§ Short problem: Give the count of lines in the data that include the string "OBSERVASI", with no added remarks.

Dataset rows
+---+
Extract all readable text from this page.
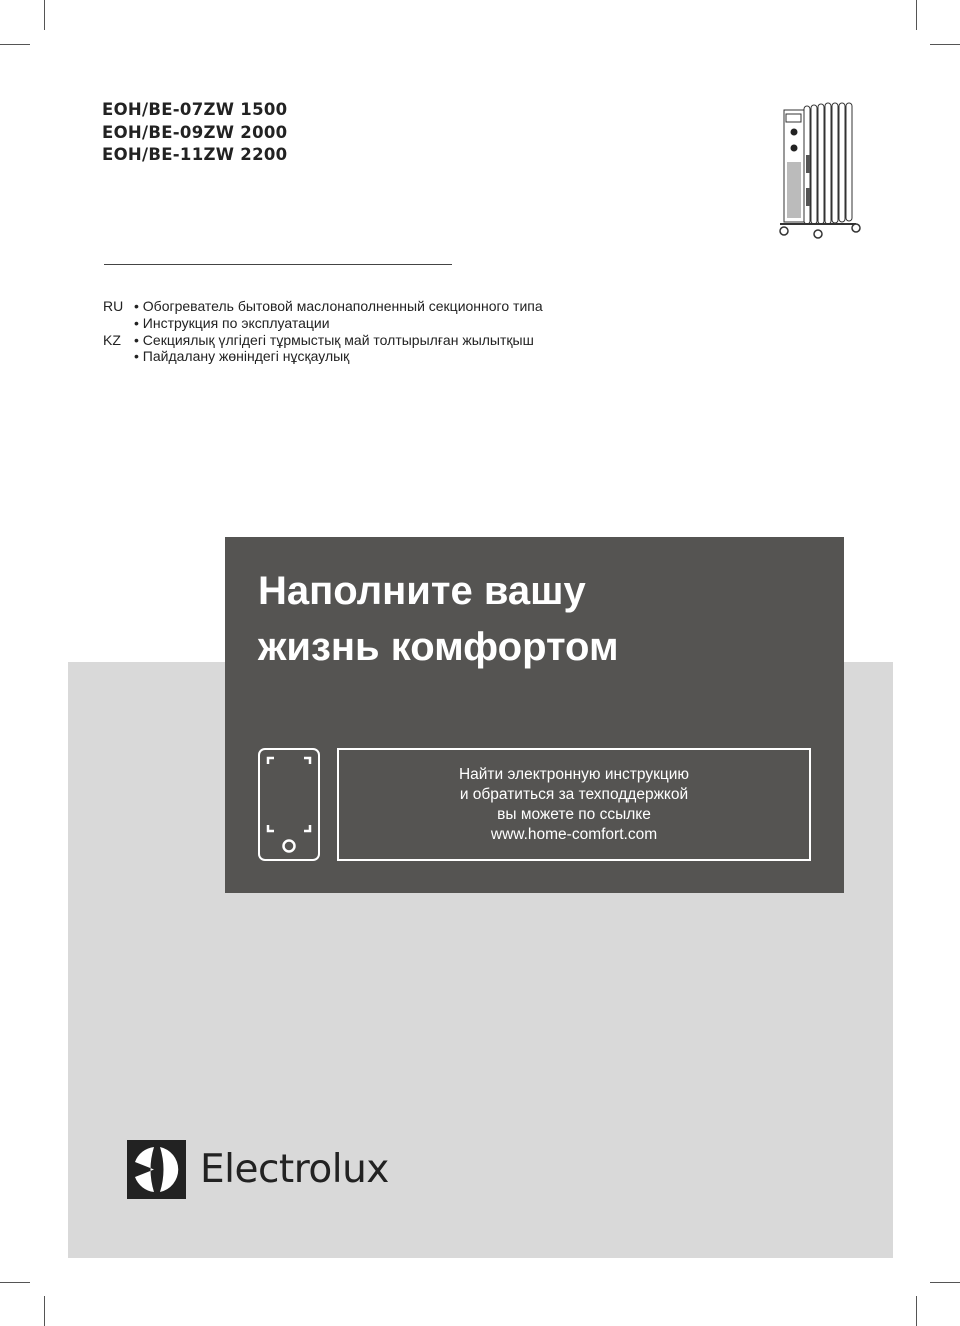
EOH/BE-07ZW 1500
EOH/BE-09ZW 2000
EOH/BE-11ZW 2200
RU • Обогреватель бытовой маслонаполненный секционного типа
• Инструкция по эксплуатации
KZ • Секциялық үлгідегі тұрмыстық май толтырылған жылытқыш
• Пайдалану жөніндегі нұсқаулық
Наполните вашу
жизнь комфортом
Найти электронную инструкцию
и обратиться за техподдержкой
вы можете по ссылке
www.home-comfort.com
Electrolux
+---+
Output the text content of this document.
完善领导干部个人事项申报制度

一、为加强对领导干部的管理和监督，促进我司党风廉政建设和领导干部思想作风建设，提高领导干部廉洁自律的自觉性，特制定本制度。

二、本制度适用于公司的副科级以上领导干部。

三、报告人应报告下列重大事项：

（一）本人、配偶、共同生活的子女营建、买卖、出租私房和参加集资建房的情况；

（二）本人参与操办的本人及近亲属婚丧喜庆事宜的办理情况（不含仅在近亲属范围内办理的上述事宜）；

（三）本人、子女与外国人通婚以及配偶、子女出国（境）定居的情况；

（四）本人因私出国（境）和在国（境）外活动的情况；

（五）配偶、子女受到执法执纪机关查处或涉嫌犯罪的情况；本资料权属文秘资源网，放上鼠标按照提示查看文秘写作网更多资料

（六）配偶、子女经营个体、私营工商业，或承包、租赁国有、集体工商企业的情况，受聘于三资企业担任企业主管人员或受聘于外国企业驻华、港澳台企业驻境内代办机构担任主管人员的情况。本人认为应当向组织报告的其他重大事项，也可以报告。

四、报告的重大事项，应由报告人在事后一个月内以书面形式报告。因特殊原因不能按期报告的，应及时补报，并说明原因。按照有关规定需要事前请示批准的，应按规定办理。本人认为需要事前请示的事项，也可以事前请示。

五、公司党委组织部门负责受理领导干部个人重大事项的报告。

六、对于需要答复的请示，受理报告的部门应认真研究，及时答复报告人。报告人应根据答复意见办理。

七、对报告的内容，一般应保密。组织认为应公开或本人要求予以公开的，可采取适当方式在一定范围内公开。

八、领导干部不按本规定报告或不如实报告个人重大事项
+---+
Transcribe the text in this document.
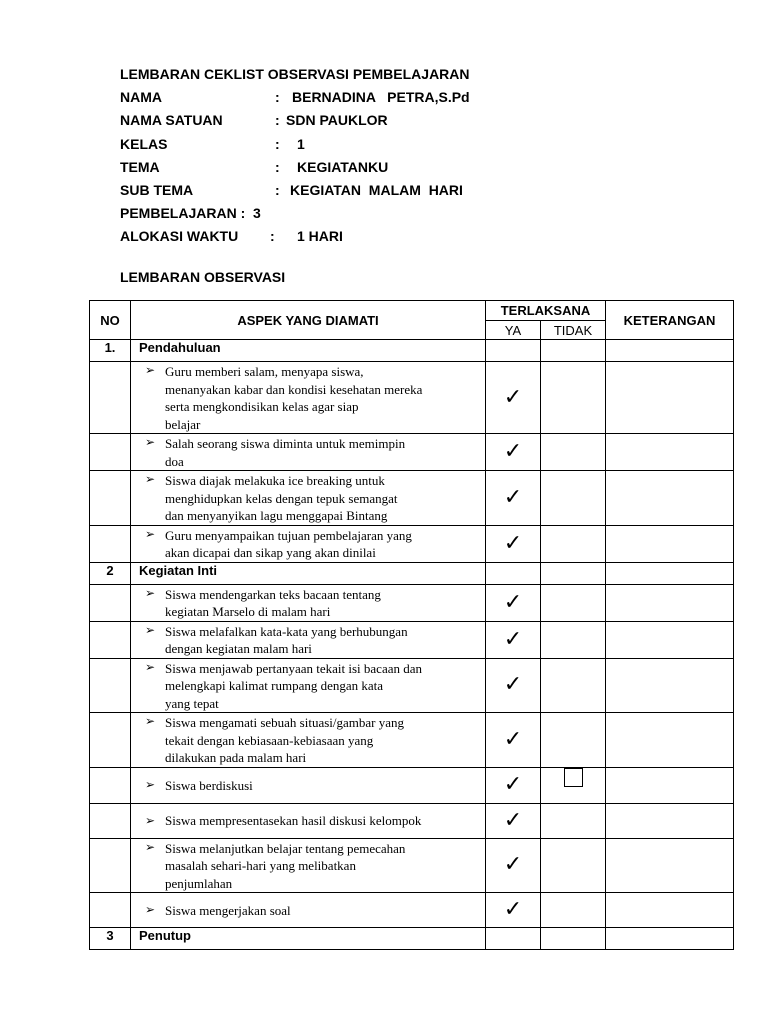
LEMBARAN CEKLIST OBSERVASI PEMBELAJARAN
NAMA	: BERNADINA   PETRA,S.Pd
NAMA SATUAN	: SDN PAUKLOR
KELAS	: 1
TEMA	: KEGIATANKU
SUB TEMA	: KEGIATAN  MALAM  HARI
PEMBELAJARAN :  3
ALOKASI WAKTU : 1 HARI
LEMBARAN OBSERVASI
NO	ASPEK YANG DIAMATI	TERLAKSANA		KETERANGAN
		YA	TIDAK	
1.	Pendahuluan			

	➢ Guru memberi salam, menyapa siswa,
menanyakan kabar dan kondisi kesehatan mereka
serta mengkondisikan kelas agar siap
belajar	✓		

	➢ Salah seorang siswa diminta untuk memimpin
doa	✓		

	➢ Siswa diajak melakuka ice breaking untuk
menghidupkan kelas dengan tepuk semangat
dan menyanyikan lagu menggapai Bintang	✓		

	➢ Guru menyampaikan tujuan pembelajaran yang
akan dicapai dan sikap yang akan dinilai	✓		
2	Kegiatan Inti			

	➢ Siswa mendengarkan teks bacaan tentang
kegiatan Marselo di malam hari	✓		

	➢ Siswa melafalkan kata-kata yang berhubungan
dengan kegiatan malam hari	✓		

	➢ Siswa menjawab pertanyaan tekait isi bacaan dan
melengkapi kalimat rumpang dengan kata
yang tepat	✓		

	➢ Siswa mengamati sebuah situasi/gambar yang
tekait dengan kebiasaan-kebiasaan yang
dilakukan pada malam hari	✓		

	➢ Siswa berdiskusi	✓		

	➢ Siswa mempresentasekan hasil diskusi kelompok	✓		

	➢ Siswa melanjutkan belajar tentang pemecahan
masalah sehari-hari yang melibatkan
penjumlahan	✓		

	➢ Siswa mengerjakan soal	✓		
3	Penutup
+---+
§ Response to the task: 2